### Task description
For each line below that contains the string "screenshot", copy that line.

--------

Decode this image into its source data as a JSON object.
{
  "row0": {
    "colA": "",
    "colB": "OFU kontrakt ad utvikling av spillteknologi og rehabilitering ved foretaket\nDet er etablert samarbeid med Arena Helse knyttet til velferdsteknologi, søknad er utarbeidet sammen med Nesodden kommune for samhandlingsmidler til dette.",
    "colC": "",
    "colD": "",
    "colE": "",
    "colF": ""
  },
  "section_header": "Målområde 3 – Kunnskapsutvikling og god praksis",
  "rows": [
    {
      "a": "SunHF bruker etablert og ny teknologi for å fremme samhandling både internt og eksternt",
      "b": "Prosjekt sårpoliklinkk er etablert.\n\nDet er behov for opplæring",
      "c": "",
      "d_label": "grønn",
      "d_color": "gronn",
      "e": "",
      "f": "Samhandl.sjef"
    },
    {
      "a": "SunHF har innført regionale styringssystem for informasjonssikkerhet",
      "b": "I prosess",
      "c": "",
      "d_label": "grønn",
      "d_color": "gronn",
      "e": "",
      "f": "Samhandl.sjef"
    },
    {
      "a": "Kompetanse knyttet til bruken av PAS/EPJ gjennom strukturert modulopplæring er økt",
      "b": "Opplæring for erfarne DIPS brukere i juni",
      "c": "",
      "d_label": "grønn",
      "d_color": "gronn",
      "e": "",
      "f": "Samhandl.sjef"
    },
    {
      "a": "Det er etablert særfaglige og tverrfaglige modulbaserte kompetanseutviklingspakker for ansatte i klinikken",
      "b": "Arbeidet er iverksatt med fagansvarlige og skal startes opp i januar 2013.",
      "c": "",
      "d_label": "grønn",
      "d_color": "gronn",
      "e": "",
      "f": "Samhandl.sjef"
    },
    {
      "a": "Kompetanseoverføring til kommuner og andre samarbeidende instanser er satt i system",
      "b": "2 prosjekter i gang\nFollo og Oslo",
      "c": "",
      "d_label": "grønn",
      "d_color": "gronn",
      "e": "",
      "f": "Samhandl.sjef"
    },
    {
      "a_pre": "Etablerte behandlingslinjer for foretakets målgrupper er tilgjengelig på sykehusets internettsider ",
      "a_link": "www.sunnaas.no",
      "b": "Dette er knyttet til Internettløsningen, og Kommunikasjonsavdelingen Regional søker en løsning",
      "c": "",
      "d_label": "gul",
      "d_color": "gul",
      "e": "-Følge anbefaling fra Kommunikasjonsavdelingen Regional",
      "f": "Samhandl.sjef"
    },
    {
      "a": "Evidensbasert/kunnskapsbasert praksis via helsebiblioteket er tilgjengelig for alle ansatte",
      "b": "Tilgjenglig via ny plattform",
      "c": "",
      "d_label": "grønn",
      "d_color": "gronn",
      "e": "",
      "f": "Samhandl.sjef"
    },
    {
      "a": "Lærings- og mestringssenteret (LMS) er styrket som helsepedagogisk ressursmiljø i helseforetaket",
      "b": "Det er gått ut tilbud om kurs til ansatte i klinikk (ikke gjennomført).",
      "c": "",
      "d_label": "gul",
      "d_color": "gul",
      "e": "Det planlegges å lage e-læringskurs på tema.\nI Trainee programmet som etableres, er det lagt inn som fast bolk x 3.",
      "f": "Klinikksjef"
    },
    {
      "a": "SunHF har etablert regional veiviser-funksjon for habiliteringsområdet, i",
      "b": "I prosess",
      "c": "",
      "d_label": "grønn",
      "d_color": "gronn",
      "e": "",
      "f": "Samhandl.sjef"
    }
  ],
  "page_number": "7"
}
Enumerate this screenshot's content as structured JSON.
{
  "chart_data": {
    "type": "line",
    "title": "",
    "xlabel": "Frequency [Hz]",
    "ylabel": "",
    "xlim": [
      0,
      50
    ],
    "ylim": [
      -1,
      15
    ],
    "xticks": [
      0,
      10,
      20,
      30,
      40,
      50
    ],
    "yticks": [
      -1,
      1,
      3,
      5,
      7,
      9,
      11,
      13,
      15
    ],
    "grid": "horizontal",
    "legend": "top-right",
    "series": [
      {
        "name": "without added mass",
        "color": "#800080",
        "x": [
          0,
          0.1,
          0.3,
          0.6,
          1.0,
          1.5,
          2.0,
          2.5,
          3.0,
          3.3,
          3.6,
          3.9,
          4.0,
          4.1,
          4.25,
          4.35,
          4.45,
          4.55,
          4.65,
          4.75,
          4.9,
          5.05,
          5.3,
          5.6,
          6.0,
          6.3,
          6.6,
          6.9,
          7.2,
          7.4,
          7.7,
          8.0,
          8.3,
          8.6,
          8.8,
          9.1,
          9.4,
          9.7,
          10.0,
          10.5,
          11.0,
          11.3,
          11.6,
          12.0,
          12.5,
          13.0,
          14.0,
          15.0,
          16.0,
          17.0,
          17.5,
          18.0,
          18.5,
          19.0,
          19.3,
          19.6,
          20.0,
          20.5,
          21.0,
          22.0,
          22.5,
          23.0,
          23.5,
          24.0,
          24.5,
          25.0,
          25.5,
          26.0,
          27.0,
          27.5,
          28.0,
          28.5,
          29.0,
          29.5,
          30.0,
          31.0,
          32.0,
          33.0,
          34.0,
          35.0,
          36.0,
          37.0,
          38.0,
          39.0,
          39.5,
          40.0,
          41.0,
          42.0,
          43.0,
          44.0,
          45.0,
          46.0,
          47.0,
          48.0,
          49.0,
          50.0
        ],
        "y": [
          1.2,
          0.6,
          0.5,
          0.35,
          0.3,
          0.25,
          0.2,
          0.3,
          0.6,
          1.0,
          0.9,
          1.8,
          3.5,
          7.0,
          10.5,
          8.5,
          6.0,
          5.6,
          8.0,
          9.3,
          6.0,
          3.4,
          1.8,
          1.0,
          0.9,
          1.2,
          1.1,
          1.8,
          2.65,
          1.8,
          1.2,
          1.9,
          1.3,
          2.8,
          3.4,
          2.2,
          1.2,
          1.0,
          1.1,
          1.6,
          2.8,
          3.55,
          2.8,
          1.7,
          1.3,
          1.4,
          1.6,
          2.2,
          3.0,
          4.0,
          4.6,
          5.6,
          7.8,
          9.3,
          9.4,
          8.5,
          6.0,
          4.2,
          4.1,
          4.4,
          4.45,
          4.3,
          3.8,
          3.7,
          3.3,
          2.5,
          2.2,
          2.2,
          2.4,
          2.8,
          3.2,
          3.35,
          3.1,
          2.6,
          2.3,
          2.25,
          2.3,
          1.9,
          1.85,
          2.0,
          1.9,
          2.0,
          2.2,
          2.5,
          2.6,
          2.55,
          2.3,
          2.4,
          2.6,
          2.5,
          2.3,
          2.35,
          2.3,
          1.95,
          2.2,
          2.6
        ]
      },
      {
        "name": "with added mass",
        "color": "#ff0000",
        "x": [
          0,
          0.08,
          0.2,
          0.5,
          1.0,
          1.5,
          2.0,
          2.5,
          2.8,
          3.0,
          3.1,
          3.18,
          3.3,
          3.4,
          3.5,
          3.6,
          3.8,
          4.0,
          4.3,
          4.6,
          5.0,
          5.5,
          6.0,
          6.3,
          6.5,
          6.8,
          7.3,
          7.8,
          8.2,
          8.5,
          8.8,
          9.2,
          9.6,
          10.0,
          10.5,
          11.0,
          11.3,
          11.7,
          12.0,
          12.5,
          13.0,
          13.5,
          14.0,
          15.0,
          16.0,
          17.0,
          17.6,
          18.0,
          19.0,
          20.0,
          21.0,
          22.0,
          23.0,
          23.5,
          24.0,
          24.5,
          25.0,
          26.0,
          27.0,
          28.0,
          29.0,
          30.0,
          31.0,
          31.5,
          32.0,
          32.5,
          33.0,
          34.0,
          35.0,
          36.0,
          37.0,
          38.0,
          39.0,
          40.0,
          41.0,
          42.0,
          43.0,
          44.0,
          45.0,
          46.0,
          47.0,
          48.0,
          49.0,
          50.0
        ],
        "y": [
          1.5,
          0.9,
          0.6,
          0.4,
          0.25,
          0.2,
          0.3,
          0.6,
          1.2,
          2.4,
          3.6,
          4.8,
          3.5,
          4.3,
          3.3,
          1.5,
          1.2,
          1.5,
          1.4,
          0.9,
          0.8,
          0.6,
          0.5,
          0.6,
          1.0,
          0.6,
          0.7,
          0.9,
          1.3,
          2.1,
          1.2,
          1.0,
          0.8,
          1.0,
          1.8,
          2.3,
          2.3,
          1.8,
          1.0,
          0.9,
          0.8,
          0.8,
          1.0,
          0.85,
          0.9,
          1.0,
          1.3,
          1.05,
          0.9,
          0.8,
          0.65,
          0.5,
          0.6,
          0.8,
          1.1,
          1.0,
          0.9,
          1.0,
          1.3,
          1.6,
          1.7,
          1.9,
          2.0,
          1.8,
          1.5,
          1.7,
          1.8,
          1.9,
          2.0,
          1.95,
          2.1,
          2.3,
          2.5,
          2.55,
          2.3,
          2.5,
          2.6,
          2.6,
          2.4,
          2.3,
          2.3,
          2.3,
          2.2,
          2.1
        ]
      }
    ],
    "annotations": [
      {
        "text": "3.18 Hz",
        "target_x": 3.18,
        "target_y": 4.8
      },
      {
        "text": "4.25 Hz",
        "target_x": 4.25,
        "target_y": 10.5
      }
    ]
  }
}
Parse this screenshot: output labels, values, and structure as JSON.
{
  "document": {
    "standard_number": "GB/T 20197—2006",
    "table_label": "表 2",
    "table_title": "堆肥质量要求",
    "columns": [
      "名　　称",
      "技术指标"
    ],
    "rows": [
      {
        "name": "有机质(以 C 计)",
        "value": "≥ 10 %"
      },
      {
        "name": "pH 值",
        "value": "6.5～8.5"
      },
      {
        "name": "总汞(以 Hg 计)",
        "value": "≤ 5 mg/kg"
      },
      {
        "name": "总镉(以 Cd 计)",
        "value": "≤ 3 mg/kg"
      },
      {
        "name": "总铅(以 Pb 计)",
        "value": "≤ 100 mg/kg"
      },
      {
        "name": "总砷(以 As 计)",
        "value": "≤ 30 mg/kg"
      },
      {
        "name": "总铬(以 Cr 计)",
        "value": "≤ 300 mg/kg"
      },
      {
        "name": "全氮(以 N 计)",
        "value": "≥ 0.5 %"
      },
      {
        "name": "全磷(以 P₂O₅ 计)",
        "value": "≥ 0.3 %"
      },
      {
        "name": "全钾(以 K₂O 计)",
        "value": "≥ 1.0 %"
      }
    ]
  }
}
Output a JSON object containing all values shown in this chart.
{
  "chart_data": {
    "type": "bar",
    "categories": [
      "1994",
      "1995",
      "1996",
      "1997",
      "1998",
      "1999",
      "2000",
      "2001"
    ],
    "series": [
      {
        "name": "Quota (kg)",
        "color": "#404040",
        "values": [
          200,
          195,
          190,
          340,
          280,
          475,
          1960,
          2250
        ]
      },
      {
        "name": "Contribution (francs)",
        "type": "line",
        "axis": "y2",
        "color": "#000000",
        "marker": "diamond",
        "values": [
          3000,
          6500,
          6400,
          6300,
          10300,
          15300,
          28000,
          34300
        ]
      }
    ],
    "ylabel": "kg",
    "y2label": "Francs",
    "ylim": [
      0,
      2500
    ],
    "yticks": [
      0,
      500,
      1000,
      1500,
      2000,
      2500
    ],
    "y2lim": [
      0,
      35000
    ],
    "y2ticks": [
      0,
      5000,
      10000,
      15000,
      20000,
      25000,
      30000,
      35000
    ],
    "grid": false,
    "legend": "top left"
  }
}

--------

### Output of the exercise
Enumerate this screenshot's content as structured JSON.
Parse this screenshot: output labels, values, and structure as JSON.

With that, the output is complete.